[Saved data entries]

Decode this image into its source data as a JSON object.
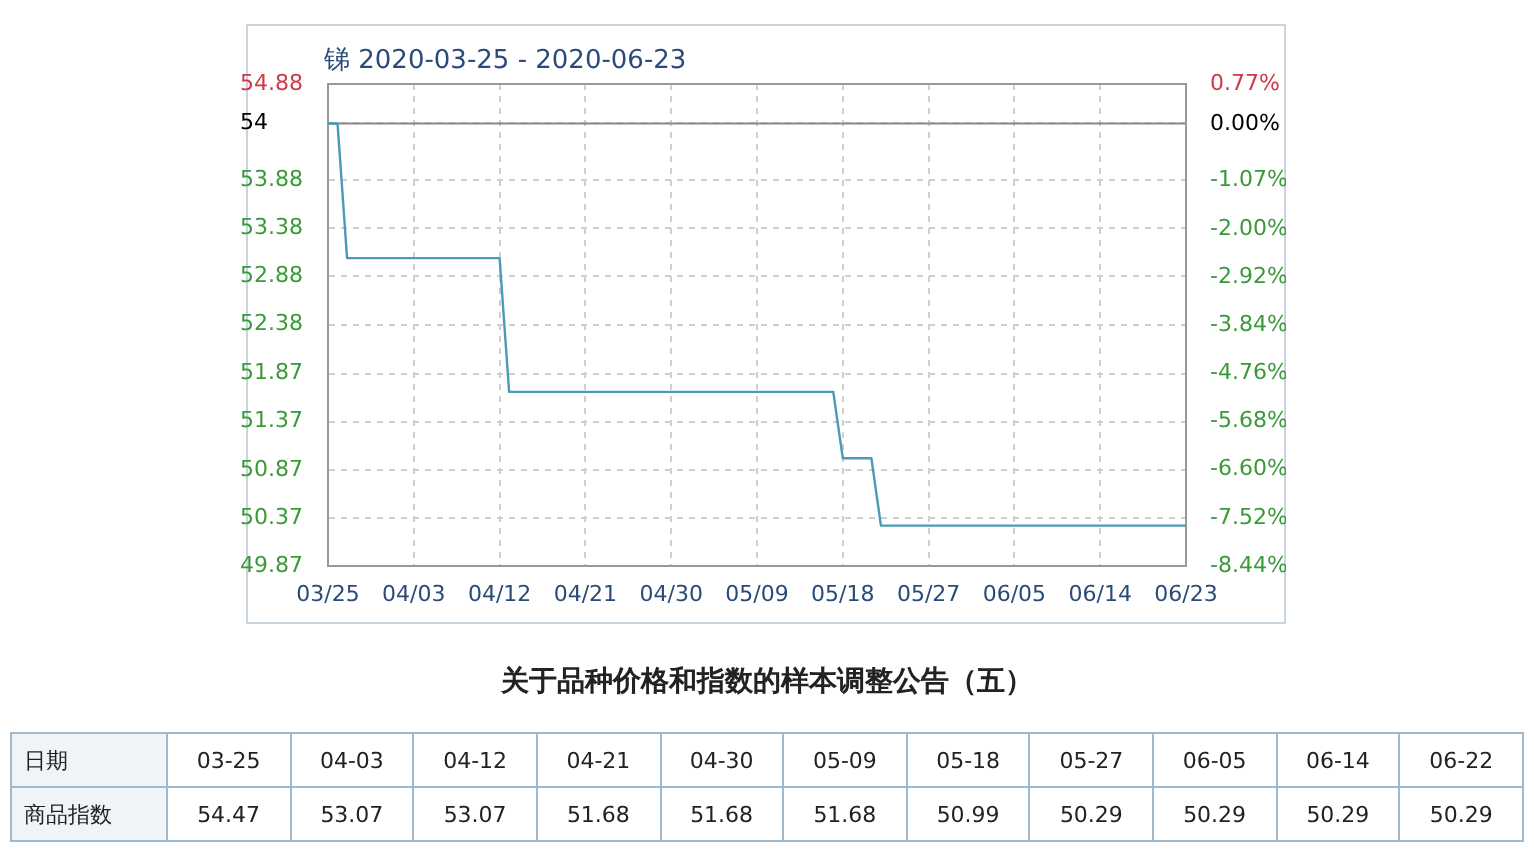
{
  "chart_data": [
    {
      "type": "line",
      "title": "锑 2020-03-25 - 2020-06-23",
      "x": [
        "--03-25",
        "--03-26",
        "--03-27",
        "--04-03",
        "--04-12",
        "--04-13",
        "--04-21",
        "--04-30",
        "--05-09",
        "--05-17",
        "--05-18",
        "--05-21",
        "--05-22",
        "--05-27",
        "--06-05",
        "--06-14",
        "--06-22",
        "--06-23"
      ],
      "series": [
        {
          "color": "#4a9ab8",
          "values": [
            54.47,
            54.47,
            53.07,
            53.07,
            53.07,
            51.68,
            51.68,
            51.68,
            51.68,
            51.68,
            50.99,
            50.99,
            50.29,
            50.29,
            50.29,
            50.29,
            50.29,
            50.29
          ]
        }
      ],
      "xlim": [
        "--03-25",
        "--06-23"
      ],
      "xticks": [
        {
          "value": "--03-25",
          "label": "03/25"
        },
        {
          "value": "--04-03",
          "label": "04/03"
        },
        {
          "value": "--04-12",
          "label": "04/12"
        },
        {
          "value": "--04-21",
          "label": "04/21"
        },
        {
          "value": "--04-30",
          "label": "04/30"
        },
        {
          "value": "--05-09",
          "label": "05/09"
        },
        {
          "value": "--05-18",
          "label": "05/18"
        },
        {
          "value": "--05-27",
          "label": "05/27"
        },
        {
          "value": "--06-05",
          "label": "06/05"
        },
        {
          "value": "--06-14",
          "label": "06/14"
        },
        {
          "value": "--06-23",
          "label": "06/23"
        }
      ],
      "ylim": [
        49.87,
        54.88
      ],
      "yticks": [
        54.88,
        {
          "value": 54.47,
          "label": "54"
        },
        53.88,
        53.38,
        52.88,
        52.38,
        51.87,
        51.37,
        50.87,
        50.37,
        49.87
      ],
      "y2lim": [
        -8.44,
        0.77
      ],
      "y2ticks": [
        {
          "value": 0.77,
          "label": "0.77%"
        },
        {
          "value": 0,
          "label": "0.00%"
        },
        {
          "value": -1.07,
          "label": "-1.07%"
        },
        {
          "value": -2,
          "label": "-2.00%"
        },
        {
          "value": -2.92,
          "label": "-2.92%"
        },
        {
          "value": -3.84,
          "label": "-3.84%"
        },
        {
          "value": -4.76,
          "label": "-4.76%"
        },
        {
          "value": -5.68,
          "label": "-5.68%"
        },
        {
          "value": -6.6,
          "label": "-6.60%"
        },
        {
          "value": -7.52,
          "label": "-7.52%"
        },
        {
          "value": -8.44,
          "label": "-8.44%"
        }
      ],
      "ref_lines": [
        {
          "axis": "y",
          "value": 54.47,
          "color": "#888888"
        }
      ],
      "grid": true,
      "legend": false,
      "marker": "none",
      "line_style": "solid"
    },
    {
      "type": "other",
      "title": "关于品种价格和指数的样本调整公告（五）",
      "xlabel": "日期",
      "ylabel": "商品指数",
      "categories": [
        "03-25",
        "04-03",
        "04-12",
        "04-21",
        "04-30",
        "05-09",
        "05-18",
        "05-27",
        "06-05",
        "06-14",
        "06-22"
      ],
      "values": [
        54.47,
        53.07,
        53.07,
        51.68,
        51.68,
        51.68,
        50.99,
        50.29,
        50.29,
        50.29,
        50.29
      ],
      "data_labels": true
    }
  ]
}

_STATED PROBLEM_
In your copy, leave out the pictures and reproduce the material above exactly.

_WRITTEN SOLUTION_
Decode this image into its source data as a JSON object.
{
  "chart_data": [
    {
      "type": "line",
      "title": "锑 2020-03-25 - 2020-06-23",
      "x": [
        "--03-25",
        "--03-26",
        "--03-27",
        "--04-03",
        "--04-12",
        "--04-13",
        "--04-21",
        "--04-30",
        "--05-09",
        "--05-17",
        "--05-18",
        "--05-21",
        "--05-22",
        "--05-27",
        "--06-05",
        "--06-14",
        "--06-22",
        "--06-23"
      ],
      "series": [
        {
          "color": "#4a9ab8",
          "values": [
            54.47,
            54.47,
            53.07,
            53.07,
            53.07,
            51.68,
            51.68,
            51.68,
            51.68,
            51.68,
            50.99,
            50.99,
            50.29,
            50.29,
            50.29,
            50.29,
            50.29,
            50.29
          ]
        }
      ],
      "xlim": [
        "--03-25",
        "--06-23"
      ],
      "xticks": [
        {
          "value": "--03-25",
          "label": "03/25"
        },
        {
          "value": "--04-03",
          "label": "04/03"
        },
        {
          "value": "--04-12",
          "label": "04/12"
        },
        {
          "value": "--04-21",
          "label": "04/21"
        },
        {
          "value": "--04-30",
          "label": "04/30"
        },
        {
          "value": "--05-09",
          "label": "05/09"
        },
        {
          "value": "--05-18",
          "label": "05/18"
        },
        {
          "value": "--05-27",
          "label": "05/27"
        },
        {
          "value": "--06-05",
          "label": "06/05"
        },
        {
          "value": "--06-14",
          "label": "06/14"
        },
        {
          "value": "--06-23",
          "label": "06/23"
        }
      ],
      "ylim": [
        49.87,
        54.88
      ],
      "yticks": [
        54.88,
        {
          "value": 54.47,
          "label": "54"
        },
        53.88,
        53.38,
        52.88,
        52.38,
        51.87,
        51.37,
        50.87,
        50.37,
        49.87
      ],
      "y2lim": [
        -8.44,
        0.77
      ],
      "y2ticks": [
        {
          "value": 0.77,
          "label": "0.77%"
        },
        {
          "value": 0,
          "label": "0.00%"
        },
        {
          "value": -1.07,
          "label": "-1.07%"
        },
        {
          "value": -2,
          "label": "-2.00%"
        },
        {
          "value": -2.92,
          "label": "-2.92%"
        },
        {
          "value": -3.84,
          "label": "-3.84%"
        },
        {
          "value": -4.76,
          "label": "-4.76%"
        },
        {
          "value": -5.68,
          "label": "-5.68%"
        },
        {
          "value": -6.6,
          "label": "-6.60%"
        },
        {
          "value": -7.52,
          "label": "-7.52%"
        },
        {
          "value": -8.44,
          "label": "-8.44%"
        }
      ],
      "ref_lines": [
        {
          "axis": "y",
          "value": 54.47,
          "color": "#888888"
        }
      ],
      "grid": true,
      "legend": false,
      "marker": "none",
      "line_style": "solid"
    },
    {
      "type": "other",
      "title": "关于品种价格和指数的样本调整公告（五）",
      "xlabel": "日期",
      "ylabel": "商品指数",
      "categories": [
        "03-25",
        "04-03",
        "04-12",
        "04-21",
        "04-30",
        "05-09",
        "05-18",
        "05-27",
        "06-05",
        "06-14",
        "06-22"
      ],
      "values": [
        54.47,
        53.07,
        53.07,
        51.68,
        51.68,
        51.68,
        50.99,
        50.29,
        50.29,
        50.29,
        50.29
      ],
      "data_labels": true
    }
  ]
}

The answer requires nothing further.